§ **What you are asked to do**
Copy out each line below that has the word "Weld" in it.
-*-
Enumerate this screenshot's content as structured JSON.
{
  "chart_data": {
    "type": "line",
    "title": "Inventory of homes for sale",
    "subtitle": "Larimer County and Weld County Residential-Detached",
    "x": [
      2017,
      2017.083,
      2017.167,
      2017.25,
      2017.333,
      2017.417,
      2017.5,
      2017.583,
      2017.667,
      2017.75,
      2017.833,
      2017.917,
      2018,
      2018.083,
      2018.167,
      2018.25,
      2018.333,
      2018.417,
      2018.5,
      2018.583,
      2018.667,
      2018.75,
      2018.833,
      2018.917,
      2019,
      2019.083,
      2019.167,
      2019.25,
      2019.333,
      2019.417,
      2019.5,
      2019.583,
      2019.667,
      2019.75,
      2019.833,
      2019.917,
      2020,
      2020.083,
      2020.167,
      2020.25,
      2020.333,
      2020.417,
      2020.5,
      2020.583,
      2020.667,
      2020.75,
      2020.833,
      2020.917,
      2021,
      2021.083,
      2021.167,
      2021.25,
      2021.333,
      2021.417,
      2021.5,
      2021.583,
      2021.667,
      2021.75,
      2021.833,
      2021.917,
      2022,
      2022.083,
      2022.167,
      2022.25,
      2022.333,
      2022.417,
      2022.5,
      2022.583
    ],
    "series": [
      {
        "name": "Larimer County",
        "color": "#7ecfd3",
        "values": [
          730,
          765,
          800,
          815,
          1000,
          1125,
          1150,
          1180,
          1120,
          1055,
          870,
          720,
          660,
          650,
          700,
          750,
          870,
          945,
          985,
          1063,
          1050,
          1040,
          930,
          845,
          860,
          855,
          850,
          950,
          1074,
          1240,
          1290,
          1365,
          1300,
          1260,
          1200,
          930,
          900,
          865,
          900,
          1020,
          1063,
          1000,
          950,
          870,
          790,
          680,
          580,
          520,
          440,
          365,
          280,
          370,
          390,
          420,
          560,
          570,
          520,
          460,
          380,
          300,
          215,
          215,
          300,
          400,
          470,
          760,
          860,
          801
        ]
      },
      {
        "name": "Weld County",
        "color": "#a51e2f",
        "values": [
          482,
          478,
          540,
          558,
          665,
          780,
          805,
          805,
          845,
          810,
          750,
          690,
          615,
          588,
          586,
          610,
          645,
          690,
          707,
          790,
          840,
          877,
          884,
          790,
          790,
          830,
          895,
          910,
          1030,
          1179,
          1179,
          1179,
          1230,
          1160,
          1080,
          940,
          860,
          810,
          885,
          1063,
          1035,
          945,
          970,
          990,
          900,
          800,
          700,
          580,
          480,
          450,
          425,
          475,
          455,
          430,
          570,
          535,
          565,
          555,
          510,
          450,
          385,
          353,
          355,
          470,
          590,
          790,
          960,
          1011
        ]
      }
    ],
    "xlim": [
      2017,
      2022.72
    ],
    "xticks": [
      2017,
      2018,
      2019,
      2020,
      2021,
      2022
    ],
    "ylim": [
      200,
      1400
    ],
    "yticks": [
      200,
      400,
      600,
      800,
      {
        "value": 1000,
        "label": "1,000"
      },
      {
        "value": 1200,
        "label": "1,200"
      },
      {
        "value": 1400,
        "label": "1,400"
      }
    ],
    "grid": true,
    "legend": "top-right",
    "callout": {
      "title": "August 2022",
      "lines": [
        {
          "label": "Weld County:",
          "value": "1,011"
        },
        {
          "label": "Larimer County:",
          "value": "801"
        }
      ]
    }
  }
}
-*-
§ **Exercise result**
    "subtitle": "Larimer County and Weld County Residential-Detached",
        "name": "Weld County",
          "label": "Weld County:",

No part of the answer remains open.